»»
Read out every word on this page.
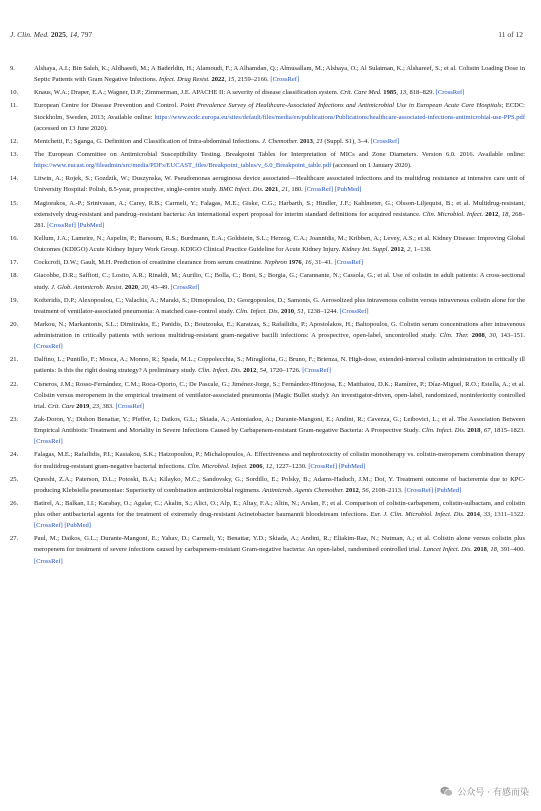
J. Clin. Med. 2025, 14, 797	11 of 12
9.	Alshaya, A.I.; Bin Saleh, K.; Aldhaeefi, M.; A Baderldin, H.; Alamoudi, F.; A Alhamdan, Q.; Almusallam, M.; Alshaya, O.; Al Sulaiman, K.; Alshareef, S.; et al. Colistin Loading Dose in Septic Patients with Gram Negative Infections. Infect. Drug Resist. 2022, 15, 2159–2166. [CrossRef]
10. Knaus, W.A.; Draper, E.A.; Wagner, D.P.; Zimmerman, J.E. APACHE II: A severity of disease classification system. Crit. Care Med. 1985, 13, 818–829. [CrossRef]
11. European Centre for Disease Prevention and Control. Point Prevalence Survey of Healthcare-Associated Infections and Antimicrobial Use in European Acute Care Hospitals; ECDC: Stockholm, Sweden, 2013; Available online: https://www.ecdc.europa.eu/sites/default/files/media/en/publications/Publications/healthcare-associated-infections-antimicrobial-use-PPS.pdf (accessed on 13 June 2020).
12. Menichetti, F.; Sganga, G. Definition and Classification of Intra-abdominal Infections. J. Chemother. 2013, 21 (Suppl. S1), 3–4. [CrossRef]
13. The European Committee on Antimicrobial Susceptibility Testing. Breakpoint Tables for Interpretation of MICs and Zone Diameters. Version 6.0. 2016. Available online: https://www.eucast.org/fileadmin/src/media/PDFs/EUCAST_files/Breakpoint_tables/v_6.0_Breakpoint_table.pdf (accessed on 1 January 2020).
14. Litwin, A.; Rojek, S.; Gozdzik, W.; Duszynska, W. Pseudomonas aeruginosa device associated—Healthcare associated infections and its multidrug resistance at intensive care unit of University Hospital: Polish, 8.5-year, prospective, single-centre study. BMC Infect. Dis. 2021, 21, 180. [CrossRef] [PubMed]
15. Magiorakos, A.-P.; Srinivasan, A.; Carey, R.B.; Carmeli, Y.; Falagas, M.E.; Giske, C.G.; Harbarth, S.; Hindler, J.F.; Kahlmeter, G.; Olsson-Liljequist, B.; et al. Multidrug-resistant, extensively drug-resistant and pandrug–resistant bacteria: An international expert proposal for interim standard definitions for acquired resistance. Clin. Microbiol. Infect. 2012, 18, 268–281. [CrossRef] [PubMed]
16. Kellum, J.A.; Lameire, N.; Aspelin, P.; Barsoum, R.S.; Burdmann, E.A.; Goldstein, S.L.; Herzog, C.A.; Joannidis, M.; Kribben, A.; Levey, A.S.; et al. Kidney Disease: Improving Global Outcomes (KDIGO) Acute Kidney Injury Work Group. KDIGO Clinical Practice Guideline for Acute Kidney Injury. Kidney Int. Suppl. 2012, 2, 1–138.
17. Cockcroft, D.W.; Gault, M.H. Prediction of creatinine clearance from serum creatinine. Nephron 1976, 16, 31–41. [CrossRef]
18. Giacobbe, D.R.; Saffioti, C.; Losito, A.R.; Rinaldi, M.; Aurilio, C.; Bolla, C.; Boni, S.; Borgia, G.; Carannante, N.; Cassola, G.; et al. Use of colistin in adult patients: A cross-sectional study. J. Glob. Antimicrob. Resist. 2020, 20, 43–49. [CrossRef]
19. Kofteridis, D.P.; Alexopoulou, C.; Valachis, A.; Maraki, S.; Dimopoulou, D.; Georgopoulos, D.; Samonis, G. Aerosolized plus intravenous colistin versus intravenous colistin alone for the treatment of ventilator-associated pneumonia: A matched case-control study. Clin. Infect. Dis. 2010, 51, 1238–1244. [CrossRef]
20. Markou, N.; Markantonis, S.L.; Dimitrakis, E.; Panidis, D.; Boutzouka, E.; Karatzas, S.; Rafailidis, P.; Apostolakos, H.; Baltopoulos, G. Colistin serum concentrations after intravenous administration in critically patients with serious multidrug-resistant gram-negative bacilli infections: A prospective, open-label, uncontrolled study. Clin. Ther. 2008, 30, 143–151. [CrossRef]
21. Dalfino, L.; Puntillo, F.; Mosca, A.; Monno, R.; Spada, M.L.; Coppolecchia, S.; Miragliotta, G.; Bruno, F.; Brienza, N. High-dose, extended-interval colistin administration in critically ill patients: Is this the right dosing strategy? A preliminary study. Clin. Infect. Dis. 2012, 54, 1720–1726. [CrossRef]
22. Cisneros, J.M.; Rosso-Fernández, C.M.; Roca-Oporto, C.; De Pascale, G.; Jiménez-Jorge, S.; Fernández-Hinojosa, E.; Matthaiou, D.K.; Ramírez, P.; Díaz-Miguel, R.O.; Estella, A.; et al. Colistin versus meropenem in the empirical treatment of ventilator-associated pneumonia (Magic Bullet study): An investigator-driven, open-label, randomized, noninferiority controlled trial. Crit. Care 2019, 23, 383. [CrossRef]
23. Zak-Doron, Y.; Dishon Benattar, Y.; Pfeffer, I.; Daikos, G.L.; Skiada, A.; Antoniadou, A.; Durante-Mangoni, E.; Andini, R.; Cavezza, G.; Leibovici, L.; et al. The Association Between Empirical Antibiotic Treatment and Mortality in Severe Infections Caused by Carbapenem-resistant Gram-negative Bacteria: A Prospective Study. Clin. Infect. Dis. 2018, 67, 1815–1823. [CrossRef]
24. Falagas, M.E.; Rafailidis, P.I.; Kasiakou, S.K.; Hatzopoulou, P.; Michalopoulos, A. Effectiveness and nephrotoxicity of colistin monotherapy vs. colistin-meropenem combination therapy for multidrug-resistant gram-negative bacterial infections. Clin. Microbiol. Infect. 2006, 12, 1227–1230. [CrossRef] [PubMed]
25. Qureshi, Z.A.; Paterson, D.L.; Potoski, B.A.; Kilayko, M.C.; Sandovsky, G.; Sordillo, E.; Polsky, B.; Adams-Haduch, J.M.; Doi, Y. Treatment outcome of bacteremia due to KPC-producing Klebsiella pneumoniae: Superiority of combination antimicrobial regimens. Antimicrob. Agents Chemother. 2012, 56, 2108–2113. [CrossRef] [PubMed]
26. Batirel, A.; Balkan, I.I.; Karabay, O.; Agalar, C.; Akalin, S.; Alici, O.; Alp, E.; Altay, F.A.; Altin, N.; Arslan, F.; et al. Comparison of colistin-carbapenem, colistin-sulbactam, and colistin plus other antibacterial agents for the treatment of extremely drug-resistant Acinetobacter baumannii bloodstream infections. Eur. J. Clin. Microbiol. Infect. Dis. 2014, 33, 1311–1322. [CrossRef] [PubMed]
27. Paul, M.; Daikos, G.L.; Durante-Mangoni, E.; Yahav, D.; Carmeli, Y.; Benattar, Y.D.; Skiada, A.; Andini, R.; Eliakim-Raz, N.; Nutman, A.; et al. Colistin alone versus colistin plus meropenem for treatment of severe infections caused by carbapenem-resistant Gram-negative bacteria: An open-label, randomised controlled trial. Lancet Infect. Dis. 2018, 18, 391–400. [CrossRef]
公众号 · 有感而染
««
Looking at the listing above, count every line in which the string "administration" appears, and give only that count.

Answer section ▸ 2